AIM OF THE EXERCISE | Scan the material for the word "Harry", and copy each line where it shows up.

SUPPLIED MATERIAL |
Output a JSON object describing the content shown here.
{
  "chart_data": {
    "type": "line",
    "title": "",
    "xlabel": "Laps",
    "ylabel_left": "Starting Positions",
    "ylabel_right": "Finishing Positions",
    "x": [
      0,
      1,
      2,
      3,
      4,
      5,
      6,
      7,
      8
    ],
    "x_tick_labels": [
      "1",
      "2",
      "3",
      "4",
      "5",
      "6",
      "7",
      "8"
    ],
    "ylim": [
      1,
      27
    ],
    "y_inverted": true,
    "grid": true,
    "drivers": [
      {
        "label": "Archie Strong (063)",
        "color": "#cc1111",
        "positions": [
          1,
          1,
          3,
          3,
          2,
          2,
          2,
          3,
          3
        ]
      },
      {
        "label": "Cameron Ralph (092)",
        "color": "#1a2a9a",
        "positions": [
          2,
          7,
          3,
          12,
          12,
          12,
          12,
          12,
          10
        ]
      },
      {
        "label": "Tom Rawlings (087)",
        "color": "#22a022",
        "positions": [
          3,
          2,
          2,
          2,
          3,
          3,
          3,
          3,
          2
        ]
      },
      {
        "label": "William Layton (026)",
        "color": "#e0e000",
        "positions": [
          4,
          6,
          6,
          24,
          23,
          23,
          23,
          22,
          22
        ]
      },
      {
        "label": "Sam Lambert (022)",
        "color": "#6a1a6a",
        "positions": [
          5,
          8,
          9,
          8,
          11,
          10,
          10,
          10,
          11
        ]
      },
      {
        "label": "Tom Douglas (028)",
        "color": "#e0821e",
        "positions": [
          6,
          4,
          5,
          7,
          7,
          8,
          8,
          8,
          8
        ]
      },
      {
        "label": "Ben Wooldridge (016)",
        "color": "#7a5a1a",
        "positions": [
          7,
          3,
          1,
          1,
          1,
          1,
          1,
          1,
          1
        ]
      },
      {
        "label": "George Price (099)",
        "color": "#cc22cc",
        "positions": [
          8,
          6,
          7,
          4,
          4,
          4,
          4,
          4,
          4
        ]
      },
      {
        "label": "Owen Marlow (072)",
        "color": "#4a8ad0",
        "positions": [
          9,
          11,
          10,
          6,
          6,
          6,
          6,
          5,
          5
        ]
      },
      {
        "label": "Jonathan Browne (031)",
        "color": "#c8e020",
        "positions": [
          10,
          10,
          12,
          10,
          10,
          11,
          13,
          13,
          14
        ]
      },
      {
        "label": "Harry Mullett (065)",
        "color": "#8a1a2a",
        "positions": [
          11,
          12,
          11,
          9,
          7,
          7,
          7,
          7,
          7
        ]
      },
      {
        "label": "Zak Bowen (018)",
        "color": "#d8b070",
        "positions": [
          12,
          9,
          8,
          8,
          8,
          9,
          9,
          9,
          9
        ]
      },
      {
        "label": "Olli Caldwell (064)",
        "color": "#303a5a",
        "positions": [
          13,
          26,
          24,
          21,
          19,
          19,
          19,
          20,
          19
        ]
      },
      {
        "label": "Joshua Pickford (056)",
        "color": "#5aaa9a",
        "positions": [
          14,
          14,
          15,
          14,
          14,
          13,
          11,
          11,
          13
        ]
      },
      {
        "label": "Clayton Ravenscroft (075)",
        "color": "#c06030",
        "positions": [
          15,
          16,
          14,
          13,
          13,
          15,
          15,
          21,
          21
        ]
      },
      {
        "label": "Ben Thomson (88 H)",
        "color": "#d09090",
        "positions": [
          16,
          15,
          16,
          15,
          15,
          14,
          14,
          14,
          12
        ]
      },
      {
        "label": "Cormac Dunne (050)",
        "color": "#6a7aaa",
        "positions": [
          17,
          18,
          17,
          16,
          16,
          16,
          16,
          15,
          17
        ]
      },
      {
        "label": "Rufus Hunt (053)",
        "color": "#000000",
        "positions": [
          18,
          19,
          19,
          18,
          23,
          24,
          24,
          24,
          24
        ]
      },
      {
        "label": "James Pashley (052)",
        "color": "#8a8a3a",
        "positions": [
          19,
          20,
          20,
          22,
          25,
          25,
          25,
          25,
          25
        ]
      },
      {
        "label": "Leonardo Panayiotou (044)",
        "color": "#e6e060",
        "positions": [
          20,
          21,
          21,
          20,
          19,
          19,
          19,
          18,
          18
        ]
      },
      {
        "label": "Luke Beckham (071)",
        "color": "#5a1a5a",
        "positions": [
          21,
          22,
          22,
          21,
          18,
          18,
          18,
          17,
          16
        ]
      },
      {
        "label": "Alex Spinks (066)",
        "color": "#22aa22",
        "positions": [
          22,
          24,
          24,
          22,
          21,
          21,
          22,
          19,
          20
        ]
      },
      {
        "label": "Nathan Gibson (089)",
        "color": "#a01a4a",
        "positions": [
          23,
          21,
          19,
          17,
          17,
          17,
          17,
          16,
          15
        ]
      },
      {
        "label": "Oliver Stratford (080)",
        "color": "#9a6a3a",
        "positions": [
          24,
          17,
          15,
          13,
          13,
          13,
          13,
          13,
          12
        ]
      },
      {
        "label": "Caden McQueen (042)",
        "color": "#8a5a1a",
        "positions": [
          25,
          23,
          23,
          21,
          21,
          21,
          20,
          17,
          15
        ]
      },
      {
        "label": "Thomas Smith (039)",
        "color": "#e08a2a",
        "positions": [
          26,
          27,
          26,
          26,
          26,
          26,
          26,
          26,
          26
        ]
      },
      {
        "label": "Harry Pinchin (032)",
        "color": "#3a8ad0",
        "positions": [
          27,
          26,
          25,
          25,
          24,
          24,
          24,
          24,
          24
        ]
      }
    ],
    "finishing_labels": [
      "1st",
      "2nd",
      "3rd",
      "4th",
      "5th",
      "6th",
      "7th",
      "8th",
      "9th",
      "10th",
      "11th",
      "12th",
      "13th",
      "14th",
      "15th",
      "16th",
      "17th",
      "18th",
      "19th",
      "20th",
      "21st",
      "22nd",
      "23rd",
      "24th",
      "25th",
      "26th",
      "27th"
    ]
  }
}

EXERCISE RESULT |
        "label": "Harry Mullett (065)",
        "label": "Harry Pinchin (032)",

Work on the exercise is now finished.